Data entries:
= = = =
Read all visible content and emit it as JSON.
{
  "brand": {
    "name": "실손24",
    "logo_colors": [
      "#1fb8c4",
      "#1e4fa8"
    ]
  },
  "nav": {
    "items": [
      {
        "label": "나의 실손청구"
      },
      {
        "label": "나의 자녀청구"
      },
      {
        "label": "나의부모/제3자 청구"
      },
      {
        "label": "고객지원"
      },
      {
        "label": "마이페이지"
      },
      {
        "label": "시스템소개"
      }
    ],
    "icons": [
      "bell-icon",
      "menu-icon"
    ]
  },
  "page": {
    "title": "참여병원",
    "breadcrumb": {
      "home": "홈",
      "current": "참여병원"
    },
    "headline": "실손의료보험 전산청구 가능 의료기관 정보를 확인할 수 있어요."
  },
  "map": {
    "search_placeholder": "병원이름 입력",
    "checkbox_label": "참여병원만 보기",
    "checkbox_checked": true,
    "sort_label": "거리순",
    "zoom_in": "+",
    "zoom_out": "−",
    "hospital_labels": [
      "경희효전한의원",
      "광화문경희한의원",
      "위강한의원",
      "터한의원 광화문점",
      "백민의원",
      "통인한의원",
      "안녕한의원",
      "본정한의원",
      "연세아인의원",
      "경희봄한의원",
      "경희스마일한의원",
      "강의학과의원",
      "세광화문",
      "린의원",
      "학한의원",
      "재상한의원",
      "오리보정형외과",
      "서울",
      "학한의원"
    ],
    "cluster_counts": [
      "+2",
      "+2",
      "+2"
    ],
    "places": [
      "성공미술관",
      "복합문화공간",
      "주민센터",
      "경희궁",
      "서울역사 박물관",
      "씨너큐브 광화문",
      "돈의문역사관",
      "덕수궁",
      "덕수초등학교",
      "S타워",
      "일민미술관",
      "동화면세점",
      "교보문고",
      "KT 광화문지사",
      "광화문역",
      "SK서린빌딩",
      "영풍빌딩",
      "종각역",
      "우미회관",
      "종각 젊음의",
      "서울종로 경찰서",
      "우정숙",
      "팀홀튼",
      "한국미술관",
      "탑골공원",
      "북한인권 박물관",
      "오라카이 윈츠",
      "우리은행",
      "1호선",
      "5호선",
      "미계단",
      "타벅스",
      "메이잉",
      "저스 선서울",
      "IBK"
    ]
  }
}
= = = =
Every entry above should be retyped exactly as shown.

Full answer =
Read all visible content and emit it as JSON.
{
  "brand": {
    "name": "실손24",
    "logo_colors": [
      "#1fb8c4",
      "#1e4fa8"
    ]
  },
  "nav": {
    "items": [
      {
        "label": "나의 실손청구"
      },
      {
        "label": "나의 자녀청구"
      },
      {
        "label": "나의부모/제3자 청구"
      },
      {
        "label": "고객지원"
      },
      {
        "label": "마이페이지"
      },
      {
        "label": "시스템소개"
      }
    ],
    "icons": [
      "bell-icon",
      "menu-icon"
    ]
  },
  "page": {
    "title": "참여병원",
    "breadcrumb": {
      "home": "홈",
      "current": "참여병원"
    },
    "headline": "실손의료보험 전산청구 가능 의료기관 정보를 확인할 수 있어요."
  },
  "map": {
    "search_placeholder": "병원이름 입력",
    "checkbox_label": "참여병원만 보기",
    "checkbox_checked": true,
    "sort_label": "거리순",
    "zoom_in": "+",
    "zoom_out": "−",
    "hospital_labels": [
      "경희효전한의원",
      "광화문경희한의원",
      "위강한의원",
      "터한의원 광화문점",
      "백민의원",
      "통인한의원",
      "안녕한의원",
      "본정한의원",
      "연세아인의원",
      "경희봄한의원",
      "경희스마일한의원",
      "강의학과의원",
      "세광화문",
      "린의원",
      "학한의원",
      "재상한의원",
      "오리보정형외과",
      "서울",
      "학한의원"
    ],
    "cluster_counts": [
      "+2",
      "+2",
      "+2"
    ],
    "places": [
      "성공미술관",
      "복합문화공간",
      "주민센터",
      "경희궁",
      "서울역사 박물관",
      "씨너큐브 광화문",
      "돈의문역사관",
      "덕수궁",
      "덕수초등학교",
      "S타워",
      "일민미술관",
      "동화면세점",
      "교보문고",
      "KT 광화문지사",
      "광화문역",
      "SK서린빌딩",
      "영풍빌딩",
      "종각역",
      "우미회관",
      "종각 젊음의",
      "서울종로 경찰서",
      "우정숙",
      "팀홀튼",
      "한국미술관",
      "탑골공원",
      "북한인권 박물관",
      "오라카이 윈츠",
      "우리은행",
      "1호선",
      "5호선",
      "미계단",
      "타벅스",
      "메이잉",
      "저스 선서울",
      "IBK"
    ]
  }
}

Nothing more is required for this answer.